# DO THIS
What is the number of lines that include the word "true"? Provide only that figure.

————————

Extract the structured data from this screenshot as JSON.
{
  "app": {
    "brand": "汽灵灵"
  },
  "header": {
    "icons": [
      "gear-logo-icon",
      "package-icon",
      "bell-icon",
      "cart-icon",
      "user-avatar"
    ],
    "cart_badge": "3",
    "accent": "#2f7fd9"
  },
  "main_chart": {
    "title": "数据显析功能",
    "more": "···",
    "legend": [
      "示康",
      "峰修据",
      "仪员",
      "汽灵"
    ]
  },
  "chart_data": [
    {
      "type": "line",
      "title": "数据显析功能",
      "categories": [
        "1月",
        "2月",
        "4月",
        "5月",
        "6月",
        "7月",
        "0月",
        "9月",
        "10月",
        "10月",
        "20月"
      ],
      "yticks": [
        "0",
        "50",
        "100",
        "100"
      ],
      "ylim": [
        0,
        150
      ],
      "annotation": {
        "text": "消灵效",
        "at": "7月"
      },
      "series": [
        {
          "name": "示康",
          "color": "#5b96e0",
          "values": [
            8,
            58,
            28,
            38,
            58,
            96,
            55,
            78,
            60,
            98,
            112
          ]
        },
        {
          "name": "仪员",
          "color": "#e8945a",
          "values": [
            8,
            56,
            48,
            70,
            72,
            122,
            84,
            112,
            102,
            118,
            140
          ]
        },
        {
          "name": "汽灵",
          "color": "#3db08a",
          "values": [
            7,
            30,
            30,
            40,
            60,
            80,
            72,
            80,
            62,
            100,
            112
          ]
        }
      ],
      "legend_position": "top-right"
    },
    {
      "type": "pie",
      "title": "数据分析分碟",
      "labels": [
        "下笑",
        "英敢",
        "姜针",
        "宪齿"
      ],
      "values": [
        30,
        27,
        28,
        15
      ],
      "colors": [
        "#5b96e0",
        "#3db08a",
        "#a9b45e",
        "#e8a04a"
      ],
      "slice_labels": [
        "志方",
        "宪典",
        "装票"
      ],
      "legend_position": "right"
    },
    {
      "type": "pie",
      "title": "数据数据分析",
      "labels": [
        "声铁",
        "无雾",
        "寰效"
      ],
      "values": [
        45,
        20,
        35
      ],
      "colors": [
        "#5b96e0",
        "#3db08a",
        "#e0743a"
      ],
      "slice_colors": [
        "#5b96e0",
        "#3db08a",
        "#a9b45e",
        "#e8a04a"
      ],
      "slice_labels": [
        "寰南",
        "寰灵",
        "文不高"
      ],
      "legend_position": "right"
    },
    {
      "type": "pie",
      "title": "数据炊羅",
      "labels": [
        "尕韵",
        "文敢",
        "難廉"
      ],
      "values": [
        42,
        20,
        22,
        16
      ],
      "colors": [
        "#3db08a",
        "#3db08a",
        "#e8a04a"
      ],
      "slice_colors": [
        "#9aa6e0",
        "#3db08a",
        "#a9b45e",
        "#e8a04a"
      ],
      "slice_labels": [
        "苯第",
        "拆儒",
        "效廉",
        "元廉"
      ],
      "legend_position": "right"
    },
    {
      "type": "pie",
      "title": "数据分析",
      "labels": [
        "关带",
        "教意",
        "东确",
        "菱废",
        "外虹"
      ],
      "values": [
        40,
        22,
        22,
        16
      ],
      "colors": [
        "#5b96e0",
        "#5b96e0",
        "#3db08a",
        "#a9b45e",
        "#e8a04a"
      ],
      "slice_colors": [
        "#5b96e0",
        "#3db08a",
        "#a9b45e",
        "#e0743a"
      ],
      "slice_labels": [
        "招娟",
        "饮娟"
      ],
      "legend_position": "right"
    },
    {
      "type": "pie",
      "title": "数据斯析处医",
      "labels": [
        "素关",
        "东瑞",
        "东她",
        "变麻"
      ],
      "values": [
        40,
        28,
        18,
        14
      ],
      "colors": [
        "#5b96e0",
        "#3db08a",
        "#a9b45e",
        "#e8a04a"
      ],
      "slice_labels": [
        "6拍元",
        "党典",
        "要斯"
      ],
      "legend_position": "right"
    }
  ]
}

————————

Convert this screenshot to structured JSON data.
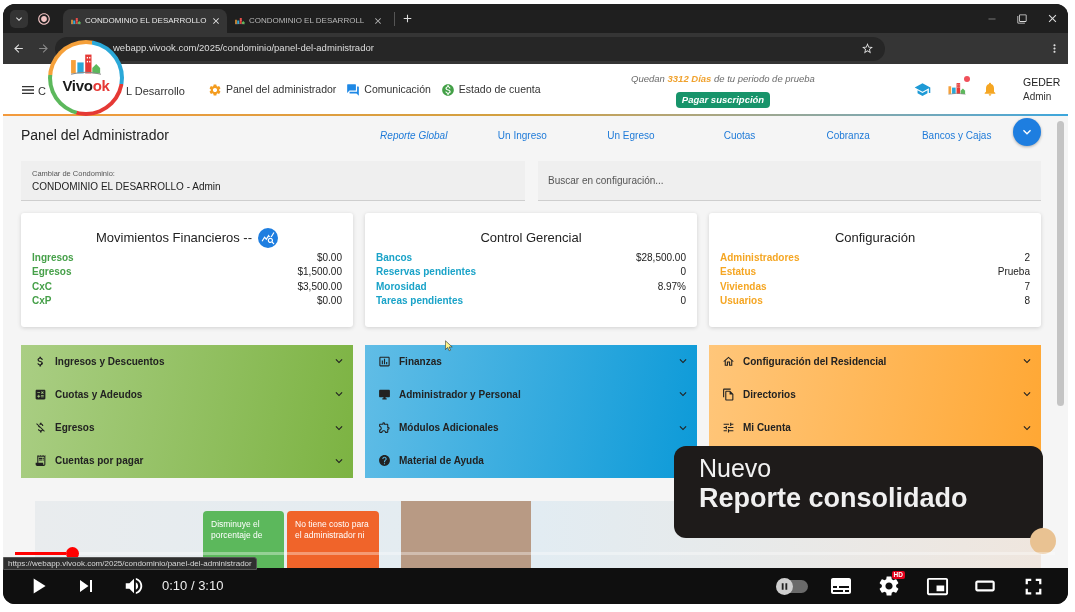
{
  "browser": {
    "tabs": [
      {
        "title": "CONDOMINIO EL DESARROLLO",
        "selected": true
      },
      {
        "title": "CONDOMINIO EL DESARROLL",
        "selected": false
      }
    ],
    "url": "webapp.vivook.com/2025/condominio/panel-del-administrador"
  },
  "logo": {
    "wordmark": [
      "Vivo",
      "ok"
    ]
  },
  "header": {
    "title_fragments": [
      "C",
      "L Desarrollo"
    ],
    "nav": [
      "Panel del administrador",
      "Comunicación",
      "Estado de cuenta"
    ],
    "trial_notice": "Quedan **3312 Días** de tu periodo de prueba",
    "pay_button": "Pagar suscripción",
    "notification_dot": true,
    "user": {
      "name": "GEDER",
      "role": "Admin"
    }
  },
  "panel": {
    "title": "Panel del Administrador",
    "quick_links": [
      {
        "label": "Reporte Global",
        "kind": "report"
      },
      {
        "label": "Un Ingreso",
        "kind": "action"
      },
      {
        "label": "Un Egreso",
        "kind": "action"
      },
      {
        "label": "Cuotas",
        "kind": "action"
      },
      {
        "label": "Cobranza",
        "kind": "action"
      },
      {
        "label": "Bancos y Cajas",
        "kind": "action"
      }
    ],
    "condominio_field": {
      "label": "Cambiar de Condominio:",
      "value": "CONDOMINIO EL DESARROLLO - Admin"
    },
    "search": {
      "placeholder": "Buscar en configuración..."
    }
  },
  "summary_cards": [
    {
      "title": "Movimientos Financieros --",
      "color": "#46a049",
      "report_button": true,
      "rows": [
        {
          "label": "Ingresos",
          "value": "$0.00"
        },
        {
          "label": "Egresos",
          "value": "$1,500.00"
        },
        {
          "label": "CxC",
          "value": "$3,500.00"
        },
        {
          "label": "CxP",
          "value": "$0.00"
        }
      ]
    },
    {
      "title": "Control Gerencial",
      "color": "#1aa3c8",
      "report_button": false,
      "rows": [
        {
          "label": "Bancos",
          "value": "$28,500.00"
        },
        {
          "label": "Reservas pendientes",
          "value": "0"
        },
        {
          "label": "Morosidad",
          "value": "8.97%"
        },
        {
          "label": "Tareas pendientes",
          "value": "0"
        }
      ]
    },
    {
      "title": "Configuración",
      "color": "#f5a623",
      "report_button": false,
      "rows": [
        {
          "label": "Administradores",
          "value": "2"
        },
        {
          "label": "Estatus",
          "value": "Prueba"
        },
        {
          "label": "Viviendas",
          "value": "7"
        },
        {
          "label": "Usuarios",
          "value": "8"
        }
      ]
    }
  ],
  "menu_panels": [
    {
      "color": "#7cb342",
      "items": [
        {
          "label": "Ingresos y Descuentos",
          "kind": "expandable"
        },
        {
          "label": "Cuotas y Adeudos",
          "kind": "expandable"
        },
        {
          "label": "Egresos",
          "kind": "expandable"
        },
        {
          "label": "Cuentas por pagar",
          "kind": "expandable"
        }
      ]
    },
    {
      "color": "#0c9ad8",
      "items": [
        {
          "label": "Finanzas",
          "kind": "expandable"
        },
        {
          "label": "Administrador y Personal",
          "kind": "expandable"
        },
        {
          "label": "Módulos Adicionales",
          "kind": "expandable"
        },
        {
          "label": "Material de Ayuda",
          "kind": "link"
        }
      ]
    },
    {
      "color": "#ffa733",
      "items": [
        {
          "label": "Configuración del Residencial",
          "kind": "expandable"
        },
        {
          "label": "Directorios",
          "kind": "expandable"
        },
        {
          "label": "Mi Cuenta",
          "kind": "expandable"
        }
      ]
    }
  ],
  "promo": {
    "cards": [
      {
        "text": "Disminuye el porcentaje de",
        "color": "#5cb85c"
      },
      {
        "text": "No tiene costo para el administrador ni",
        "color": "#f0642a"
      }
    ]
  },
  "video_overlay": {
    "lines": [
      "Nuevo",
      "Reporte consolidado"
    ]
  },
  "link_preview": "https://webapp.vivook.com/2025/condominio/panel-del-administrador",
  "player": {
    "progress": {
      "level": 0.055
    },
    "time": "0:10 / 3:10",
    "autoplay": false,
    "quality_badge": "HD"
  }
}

————————

# WRITTEN RESPONSE
3